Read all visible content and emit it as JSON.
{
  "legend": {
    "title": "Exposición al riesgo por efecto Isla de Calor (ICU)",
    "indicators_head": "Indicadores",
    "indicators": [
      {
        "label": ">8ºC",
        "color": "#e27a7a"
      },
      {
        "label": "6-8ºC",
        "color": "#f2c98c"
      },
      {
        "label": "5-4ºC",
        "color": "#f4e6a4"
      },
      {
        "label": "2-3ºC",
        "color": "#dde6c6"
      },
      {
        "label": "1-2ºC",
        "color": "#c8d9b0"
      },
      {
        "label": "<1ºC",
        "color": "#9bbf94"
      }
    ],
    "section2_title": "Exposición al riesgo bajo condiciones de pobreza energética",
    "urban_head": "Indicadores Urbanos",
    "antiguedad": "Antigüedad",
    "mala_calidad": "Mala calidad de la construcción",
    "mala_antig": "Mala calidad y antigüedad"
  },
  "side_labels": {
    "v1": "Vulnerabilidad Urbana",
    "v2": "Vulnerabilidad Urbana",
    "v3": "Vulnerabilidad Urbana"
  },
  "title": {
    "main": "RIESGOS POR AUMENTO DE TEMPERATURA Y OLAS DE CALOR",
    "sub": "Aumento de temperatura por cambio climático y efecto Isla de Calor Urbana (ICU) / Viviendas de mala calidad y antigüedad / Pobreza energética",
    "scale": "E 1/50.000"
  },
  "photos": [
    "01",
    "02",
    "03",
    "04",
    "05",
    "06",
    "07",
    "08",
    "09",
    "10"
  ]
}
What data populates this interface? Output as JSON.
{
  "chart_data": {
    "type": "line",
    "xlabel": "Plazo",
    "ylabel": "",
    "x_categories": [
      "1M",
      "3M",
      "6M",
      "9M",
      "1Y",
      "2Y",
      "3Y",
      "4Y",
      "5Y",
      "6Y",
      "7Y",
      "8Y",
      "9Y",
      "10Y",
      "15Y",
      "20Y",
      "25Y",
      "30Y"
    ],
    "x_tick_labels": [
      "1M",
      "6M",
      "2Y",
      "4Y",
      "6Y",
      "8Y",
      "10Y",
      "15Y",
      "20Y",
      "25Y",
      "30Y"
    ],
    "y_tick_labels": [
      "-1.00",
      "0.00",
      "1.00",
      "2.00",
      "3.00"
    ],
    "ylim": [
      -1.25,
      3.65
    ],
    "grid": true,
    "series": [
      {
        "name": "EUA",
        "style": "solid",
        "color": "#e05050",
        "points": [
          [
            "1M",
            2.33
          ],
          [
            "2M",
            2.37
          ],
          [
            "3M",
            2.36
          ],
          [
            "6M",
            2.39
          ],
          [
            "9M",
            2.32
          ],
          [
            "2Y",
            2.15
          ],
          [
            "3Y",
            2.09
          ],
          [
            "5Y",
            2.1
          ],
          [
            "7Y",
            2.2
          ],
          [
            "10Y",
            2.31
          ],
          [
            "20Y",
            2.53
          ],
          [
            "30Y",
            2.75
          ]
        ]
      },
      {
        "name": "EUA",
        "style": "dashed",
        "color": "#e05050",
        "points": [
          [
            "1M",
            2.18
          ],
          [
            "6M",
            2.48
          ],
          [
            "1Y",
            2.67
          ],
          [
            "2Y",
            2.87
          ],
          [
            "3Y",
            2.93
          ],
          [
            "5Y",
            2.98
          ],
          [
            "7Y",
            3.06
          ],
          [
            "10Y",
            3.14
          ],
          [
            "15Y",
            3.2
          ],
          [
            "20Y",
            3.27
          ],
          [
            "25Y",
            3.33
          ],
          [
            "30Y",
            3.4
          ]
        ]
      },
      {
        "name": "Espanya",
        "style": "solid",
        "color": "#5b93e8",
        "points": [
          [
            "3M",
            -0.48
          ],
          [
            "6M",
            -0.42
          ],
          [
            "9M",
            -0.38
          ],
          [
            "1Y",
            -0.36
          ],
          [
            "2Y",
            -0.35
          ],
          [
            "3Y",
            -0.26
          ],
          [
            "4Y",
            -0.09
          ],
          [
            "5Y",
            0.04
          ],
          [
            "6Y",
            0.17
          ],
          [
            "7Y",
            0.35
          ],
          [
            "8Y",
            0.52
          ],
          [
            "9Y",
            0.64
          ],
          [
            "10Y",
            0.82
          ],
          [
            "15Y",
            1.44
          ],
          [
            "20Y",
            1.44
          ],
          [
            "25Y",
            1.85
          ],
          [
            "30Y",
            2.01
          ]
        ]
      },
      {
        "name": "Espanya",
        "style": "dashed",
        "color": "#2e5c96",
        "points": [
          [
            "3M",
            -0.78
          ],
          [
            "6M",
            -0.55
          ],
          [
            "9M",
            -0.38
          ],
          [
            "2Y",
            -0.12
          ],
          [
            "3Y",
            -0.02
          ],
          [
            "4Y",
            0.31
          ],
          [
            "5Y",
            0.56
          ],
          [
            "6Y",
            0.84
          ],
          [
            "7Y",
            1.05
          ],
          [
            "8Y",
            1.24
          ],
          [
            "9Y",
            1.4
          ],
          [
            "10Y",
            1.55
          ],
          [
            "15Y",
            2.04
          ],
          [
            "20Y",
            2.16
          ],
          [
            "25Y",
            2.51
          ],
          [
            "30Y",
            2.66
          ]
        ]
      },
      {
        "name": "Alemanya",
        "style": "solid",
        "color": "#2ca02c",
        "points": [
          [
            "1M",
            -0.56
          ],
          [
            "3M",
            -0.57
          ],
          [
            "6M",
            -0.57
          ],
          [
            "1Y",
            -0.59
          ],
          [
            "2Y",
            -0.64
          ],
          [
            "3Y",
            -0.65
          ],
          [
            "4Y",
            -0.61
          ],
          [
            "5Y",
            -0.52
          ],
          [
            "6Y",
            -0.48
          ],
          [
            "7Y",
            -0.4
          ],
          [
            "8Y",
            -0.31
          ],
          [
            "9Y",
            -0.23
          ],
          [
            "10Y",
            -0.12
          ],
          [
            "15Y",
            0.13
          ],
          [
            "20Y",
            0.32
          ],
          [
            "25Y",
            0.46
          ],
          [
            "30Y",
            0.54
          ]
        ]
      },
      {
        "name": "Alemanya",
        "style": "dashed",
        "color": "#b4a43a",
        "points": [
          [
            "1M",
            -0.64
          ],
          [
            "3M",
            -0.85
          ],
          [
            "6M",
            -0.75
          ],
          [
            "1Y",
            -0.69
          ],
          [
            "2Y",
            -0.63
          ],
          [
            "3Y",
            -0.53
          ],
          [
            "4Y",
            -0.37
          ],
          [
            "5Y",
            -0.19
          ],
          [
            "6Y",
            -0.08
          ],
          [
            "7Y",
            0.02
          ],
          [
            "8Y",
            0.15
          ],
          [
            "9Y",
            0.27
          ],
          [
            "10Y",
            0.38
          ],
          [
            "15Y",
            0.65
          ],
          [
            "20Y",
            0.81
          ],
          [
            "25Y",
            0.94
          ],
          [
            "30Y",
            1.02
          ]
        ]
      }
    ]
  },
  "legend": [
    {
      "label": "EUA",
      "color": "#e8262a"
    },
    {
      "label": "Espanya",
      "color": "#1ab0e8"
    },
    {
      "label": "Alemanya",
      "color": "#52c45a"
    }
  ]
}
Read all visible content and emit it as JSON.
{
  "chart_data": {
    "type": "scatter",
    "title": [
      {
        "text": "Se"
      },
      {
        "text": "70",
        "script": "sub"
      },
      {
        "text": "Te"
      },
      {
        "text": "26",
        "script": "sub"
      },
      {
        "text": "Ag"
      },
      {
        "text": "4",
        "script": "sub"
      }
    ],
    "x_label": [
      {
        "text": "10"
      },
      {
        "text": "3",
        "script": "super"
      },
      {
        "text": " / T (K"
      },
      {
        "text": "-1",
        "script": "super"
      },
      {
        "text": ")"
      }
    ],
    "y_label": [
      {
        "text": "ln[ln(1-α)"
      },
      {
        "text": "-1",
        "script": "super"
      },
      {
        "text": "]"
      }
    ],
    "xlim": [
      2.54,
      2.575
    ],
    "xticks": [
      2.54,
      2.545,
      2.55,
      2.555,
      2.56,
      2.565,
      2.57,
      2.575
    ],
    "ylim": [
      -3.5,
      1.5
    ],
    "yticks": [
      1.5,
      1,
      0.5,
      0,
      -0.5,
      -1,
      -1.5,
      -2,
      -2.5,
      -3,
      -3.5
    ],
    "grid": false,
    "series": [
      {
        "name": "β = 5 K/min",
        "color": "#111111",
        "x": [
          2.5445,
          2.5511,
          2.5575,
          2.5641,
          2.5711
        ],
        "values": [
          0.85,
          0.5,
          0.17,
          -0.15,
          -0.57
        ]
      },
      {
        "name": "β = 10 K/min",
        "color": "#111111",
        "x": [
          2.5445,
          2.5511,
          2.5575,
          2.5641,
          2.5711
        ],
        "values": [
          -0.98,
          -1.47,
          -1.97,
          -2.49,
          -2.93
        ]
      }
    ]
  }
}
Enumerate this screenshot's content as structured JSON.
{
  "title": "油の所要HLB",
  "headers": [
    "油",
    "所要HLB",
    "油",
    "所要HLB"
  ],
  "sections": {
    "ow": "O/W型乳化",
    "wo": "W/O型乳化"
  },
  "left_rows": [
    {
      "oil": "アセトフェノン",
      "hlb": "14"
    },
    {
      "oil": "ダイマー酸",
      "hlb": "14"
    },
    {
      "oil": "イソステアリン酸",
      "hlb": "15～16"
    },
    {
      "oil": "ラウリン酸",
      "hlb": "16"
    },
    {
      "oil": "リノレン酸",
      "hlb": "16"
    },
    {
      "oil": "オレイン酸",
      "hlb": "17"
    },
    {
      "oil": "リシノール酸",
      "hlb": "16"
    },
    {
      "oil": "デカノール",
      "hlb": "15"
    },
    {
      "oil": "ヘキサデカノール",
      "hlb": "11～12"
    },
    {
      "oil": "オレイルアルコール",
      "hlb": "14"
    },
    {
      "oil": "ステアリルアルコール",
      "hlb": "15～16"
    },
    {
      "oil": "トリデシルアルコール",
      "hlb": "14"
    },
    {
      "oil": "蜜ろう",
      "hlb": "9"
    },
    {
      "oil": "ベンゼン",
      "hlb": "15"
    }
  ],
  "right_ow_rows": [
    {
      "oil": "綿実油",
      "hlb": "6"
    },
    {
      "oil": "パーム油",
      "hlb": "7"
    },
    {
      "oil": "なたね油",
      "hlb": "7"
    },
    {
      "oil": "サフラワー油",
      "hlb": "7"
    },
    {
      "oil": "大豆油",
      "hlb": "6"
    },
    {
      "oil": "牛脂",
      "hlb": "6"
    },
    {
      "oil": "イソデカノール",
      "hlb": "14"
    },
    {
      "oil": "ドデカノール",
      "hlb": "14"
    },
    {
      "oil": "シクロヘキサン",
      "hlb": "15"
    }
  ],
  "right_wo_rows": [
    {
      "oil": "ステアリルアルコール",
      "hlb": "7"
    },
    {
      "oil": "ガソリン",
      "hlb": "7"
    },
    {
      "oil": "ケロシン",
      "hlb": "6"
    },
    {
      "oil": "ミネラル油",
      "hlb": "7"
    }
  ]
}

--- --- ---

- _Directions_
A single figure is required: the number of lines above in which the word "JSON" occurs.

- _Result below_
4